• Problem to work on:
Transcribe every line of the listing below without any deviation.

• Record extracts:
— Start —

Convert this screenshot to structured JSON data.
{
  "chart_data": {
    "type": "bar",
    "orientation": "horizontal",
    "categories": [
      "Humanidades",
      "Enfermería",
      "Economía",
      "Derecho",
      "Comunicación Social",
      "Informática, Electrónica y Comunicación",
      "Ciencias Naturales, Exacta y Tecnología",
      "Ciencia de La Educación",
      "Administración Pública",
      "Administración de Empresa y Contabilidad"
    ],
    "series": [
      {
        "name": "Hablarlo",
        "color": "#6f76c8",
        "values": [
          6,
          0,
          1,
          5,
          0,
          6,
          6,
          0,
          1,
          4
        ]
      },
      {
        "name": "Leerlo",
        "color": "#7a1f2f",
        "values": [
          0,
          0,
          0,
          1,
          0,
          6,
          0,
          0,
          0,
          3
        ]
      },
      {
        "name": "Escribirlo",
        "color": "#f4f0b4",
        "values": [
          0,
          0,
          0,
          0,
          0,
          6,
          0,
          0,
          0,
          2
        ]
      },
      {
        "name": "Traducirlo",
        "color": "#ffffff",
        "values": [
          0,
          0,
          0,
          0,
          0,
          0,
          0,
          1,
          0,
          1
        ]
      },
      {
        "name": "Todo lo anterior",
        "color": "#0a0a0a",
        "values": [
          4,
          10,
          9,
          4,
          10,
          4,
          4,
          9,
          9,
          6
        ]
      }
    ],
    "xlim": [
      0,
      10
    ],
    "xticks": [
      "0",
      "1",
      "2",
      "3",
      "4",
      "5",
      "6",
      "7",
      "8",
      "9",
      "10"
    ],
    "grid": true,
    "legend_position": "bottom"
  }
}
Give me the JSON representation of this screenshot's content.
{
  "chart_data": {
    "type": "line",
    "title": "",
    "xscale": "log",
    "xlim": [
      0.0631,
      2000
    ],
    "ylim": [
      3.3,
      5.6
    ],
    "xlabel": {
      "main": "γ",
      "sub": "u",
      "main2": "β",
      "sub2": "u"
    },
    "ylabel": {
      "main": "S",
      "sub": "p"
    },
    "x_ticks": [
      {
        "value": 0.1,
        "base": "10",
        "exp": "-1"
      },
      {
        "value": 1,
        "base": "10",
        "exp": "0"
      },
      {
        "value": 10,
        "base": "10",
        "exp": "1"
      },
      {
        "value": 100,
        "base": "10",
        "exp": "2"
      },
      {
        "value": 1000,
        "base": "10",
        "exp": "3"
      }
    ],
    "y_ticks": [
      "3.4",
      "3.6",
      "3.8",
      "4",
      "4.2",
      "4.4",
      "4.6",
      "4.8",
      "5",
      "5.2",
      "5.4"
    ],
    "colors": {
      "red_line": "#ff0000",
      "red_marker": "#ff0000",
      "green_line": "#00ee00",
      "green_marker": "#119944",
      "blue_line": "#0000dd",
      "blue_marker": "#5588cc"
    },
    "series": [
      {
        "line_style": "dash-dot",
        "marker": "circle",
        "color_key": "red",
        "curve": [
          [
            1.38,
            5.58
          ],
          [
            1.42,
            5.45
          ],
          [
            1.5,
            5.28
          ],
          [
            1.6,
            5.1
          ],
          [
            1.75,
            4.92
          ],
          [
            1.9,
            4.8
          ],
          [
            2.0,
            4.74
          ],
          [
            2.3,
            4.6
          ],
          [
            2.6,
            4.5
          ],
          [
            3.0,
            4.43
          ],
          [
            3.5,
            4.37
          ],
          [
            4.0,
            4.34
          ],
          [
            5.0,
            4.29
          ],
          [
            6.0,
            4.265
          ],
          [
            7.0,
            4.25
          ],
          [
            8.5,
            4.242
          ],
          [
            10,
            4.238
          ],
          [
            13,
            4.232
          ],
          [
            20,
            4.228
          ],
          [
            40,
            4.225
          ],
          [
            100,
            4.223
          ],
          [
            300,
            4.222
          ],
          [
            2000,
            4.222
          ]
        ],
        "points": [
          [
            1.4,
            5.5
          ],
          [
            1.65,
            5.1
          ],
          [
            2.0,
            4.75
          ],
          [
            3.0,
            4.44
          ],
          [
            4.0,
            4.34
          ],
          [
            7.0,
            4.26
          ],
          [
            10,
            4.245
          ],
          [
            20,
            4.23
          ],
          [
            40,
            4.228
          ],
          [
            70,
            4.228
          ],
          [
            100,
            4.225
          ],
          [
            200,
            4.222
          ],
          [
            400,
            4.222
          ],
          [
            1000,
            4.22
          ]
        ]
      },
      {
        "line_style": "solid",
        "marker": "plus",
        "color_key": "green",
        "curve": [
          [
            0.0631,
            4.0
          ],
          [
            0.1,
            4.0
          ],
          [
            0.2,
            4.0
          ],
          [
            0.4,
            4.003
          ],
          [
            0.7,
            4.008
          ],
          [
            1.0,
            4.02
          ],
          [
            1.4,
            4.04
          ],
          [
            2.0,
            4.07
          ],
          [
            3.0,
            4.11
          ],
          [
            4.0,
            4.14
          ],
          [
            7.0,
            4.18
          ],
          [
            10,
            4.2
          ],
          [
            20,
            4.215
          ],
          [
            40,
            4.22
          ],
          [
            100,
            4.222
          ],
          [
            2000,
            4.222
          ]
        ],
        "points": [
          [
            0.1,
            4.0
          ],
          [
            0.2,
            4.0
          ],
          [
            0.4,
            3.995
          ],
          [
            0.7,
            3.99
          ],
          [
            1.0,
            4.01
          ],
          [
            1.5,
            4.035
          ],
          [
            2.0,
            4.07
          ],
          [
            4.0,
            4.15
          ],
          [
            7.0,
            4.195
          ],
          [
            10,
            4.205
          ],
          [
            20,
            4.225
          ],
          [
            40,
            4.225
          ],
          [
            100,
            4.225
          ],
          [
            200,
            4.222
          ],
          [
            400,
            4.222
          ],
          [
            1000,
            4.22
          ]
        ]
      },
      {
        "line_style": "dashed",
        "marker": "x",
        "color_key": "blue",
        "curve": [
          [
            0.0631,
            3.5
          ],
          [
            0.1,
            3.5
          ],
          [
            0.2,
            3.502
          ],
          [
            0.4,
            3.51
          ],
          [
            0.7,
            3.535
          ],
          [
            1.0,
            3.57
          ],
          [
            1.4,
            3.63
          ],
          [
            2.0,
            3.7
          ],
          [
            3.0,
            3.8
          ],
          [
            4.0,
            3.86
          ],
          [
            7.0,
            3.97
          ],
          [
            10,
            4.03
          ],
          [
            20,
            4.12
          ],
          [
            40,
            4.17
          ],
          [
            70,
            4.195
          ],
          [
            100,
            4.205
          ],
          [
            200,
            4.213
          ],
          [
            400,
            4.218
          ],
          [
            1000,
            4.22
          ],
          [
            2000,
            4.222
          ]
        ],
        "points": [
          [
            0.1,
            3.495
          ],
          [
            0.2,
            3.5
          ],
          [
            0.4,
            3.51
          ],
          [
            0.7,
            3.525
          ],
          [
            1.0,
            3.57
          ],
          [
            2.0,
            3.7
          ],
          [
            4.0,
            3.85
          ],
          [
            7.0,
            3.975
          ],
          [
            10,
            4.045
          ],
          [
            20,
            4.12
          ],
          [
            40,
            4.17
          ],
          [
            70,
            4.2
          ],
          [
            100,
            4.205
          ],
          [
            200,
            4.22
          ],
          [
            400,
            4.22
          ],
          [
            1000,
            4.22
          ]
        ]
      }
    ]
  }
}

— End —

• In response:
Convert this screenshot to structured JSON data.
{
  "chart_data": {
    "type": "bar",
    "orientation": "horizontal",
    "categories": [
      "Humanidades",
      "Enfermería",
      "Economía",
      "Derecho",
      "Comunicación Social",
      "Informática, Electrónica y Comunicación",
      "Ciencias Naturales, Exacta y Tecnología",
      "Ciencia de La Educación",
      "Administración Pública",
      "Administración de Empresa y Contabilidad"
    ],
    "series": [
      {
        "name": "Hablarlo",
        "color": "#6f76c8",
        "values": [
          6,
          0,
          1,
          5,
          0,
          6,
          6,
          0,
          1,
          4
        ]
      },
      {
        "name": "Leerlo",
        "color": "#7a1f2f",
        "values": [
          0,
          0,
          0,
          1,
          0,
          6,
          0,
          0,
          0,
          3
        ]
      },
      {
        "name": "Escribirlo",
        "color": "#f4f0b4",
        "values": [
          0,
          0,
          0,
          0,
          0,
          6,
          0,
          0,
          0,
          2
        ]
      },
      {
        "name": "Traducirlo",
        "color": "#ffffff",
        "values": [
          0,
          0,
          0,
          0,
          0,
          0,
          0,
          1,
          0,
          1
        ]
      },
      {
        "name": "Todo lo anterior",
        "color": "#0a0a0a",
        "values": [
          4,
          10,
          9,
          4,
          10,
          4,
          4,
          9,
          9,
          6
        ]
      }
    ],
    "xlim": [
      0,
      10
    ],
    "xticks": [
      "0",
      "1",
      "2",
      "3",
      "4",
      "5",
      "6",
      "7",
      "8",
      "9",
      "10"
    ],
    "grid": true,
    "legend_position": "bottom"
  }
}
Give me the JSON representation of this screenshot's content.
{
  "chart_data": {
    "type": "line",
    "title": "",
    "xscale": "log",
    "xlim": [
      0.0631,
      2000
    ],
    "ylim": [
      3.3,
      5.6
    ],
    "xlabel": {
      "main": "γ",
      "sub": "u",
      "main2": "β",
      "sub2": "u"
    },
    "ylabel": {
      "main": "S",
      "sub": "p"
    },
    "x_ticks": [
      {
        "value": 0.1,
        "base": "10",
        "exp": "-1"
      },
      {
        "value": 1,
        "base": "10",
        "exp": "0"
      },
      {
        "value": 10,
        "base": "10",
        "exp": "1"
      },
      {
        "value": 100,
        "base": "10",
        "exp": "2"
      },
      {
        "value": 1000,
        "base": "10",
        "exp": "3"
      }
    ],
    "y_ticks": [
      "3.4",
      "3.6",
      "3.8",
      "4",
      "4.2",
      "4.4",
      "4.6",
      "4.8",
      "5",
      "5.2",
      "5.4"
    ],
    "colors": {
      "red_line": "#ff0000",
      "red_marker": "#ff0000",
      "green_line": "#00ee00",
      "green_marker": "#119944",
      "blue_line": "#0000dd",
      "blue_marker": "#5588cc"
    },
    "series": [
      {
        "line_style": "dash-dot",
        "marker": "circle",
        "color_key": "red",
        "curve": [
          [
            1.38,
            5.58
          ],
          [
            1.42,
            5.45
          ],
          [
            1.5,
            5.28
          ],
          [
            1.6,
            5.1
          ],
          [
            1.75,
            4.92
          ],
          [
            1.9,
            4.8
          ],
          [
            2.0,
            4.74
          ],
          [
            2.3,
            4.6
          ],
          [
            2.6,
            4.5
          ],
          [
            3.0,
            4.43
          ],
          [
            3.5,
            4.37
          ],
          [
            4.0,
            4.34
          ],
          [
            5.0,
            4.29
          ],
          [
            6.0,
            4.265
          ],
          [
            7.0,
            4.25
          ],
          [
            8.5,
            4.242
          ],
          [
            10,
            4.238
          ],
          [
            13,
            4.232
          ],
          [
            20,
            4.228
          ],
          [
            40,
            4.225
          ],
          [
            100,
            4.223
          ],
          [
            300,
            4.222
          ],
          [
            2000,
            4.222
          ]
        ],
        "points": [
          [
            1.4,
            5.5
          ],
          [
            1.65,
            5.1
          ],
          [
            2.0,
            4.75
          ],
          [
            3.0,
            4.44
          ],
          [
            4.0,
            4.34
          ],
          [
            7.0,
            4.26
          ],
          [
            10,
            4.245
          ],
          [
            20,
            4.23
          ],
          [
            40,
            4.228
          ],
          [
            70,
            4.228
          ],
          [
            100,
            4.225
          ],
          [
            200,
            4.222
          ],
          [
            400,
            4.222
          ],
          [
            1000,
            4.22
          ]
        ]
      },
      {
        "line_style": "solid",
        "marker": "plus",
        "color_key": "green",
        "curve": [
          [
            0.0631,
            4.0
          ],
          [
            0.1,
            4.0
          ],
          [
            0.2,
            4.0
          ],
          [
            0.4,
            4.003
          ],
          [
            0.7,
            4.008
          ],
          [
            1.0,
            4.02
          ],
          [
            1.4,
            4.04
          ],
          [
            2.0,
            4.07
          ],
          [
            3.0,
            4.11
          ],
          [
            4.0,
            4.14
          ],
          [
            7.0,
            4.18
          ],
          [
            10,
            4.2
          ],
          [
            20,
            4.215
          ],
          [
            40,
            4.22
          ],
          [
            100,
            4.222
          ],
          [
            2000,
            4.222
          ]
        ],
        "points": [
          [
            0.1,
            4.0
          ],
          [
            0.2,
            4.0
          ],
          [
            0.4,
            3.995
          ],
          [
            0.7,
            3.99
          ],
          [
            1.0,
            4.01
          ],
          [
            1.5,
            4.035
          ],
          [
            2.0,
            4.07
          ],
          [
            4.0,
            4.15
          ],
          [
            7.0,
            4.195
          ],
          [
            10,
            4.205
          ],
          [
            20,
            4.225
          ],
          [
            40,
            4.225
          ],
          [
            100,
            4.225
          ],
          [
            200,
            4.222
          ],
          [
            400,
            4.222
          ],
          [
            1000,
            4.22
          ]
        ]
      },
      {
        "line_style": "dashed",
        "marker": "x",
        "color_key": "blue",
        "curve": [
          [
            0.0631,
            3.5
          ],
          [
            0.1,
            3.5
          ],
          [
            0.2,
            3.502
          ],
          [
            0.4,
            3.51
          ],
          [
            0.7,
            3.535
          ],
          [
            1.0,
            3.57
          ],
          [
            1.4,
            3.63
          ],
          [
            2.0,
            3.7
          ],
          [
            3.0,
            3.8
          ],
          [
            4.0,
            3.86
          ],
          [
            7.0,
            3.97
          ],
          [
            10,
            4.03
          ],
          [
            20,
            4.12
          ],
          [
            40,
            4.17
          ],
          [
            70,
            4.195
          ],
          [
            100,
            4.205
          ],
          [
            200,
            4.213
          ],
          [
            400,
            4.218
          ],
          [
            1000,
            4.22
          ],
          [
            2000,
            4.222
          ]
        ],
        "points": [
          [
            0.1,
            3.495
          ],
          [
            0.2,
            3.5
          ],
          [
            0.4,
            3.51
          ],
          [
            0.7,
            3.525
          ],
          [
            1.0,
            3.57
          ],
          [
            2.0,
            3.7
          ],
          [
            4.0,
            3.85
          ],
          [
            7.0,
            3.975
          ],
          [
            10,
            4.045
          ],
          [
            20,
            4.12
          ],
          [
            40,
            4.17
          ],
          [
            70,
            4.2
          ],
          [
            100,
            4.205
          ],
          [
            200,
            4.22
          ],
          [
            400,
            4.22
          ],
          [
            1000,
            4.22
          ]
        ]
      }
    ]
  }
}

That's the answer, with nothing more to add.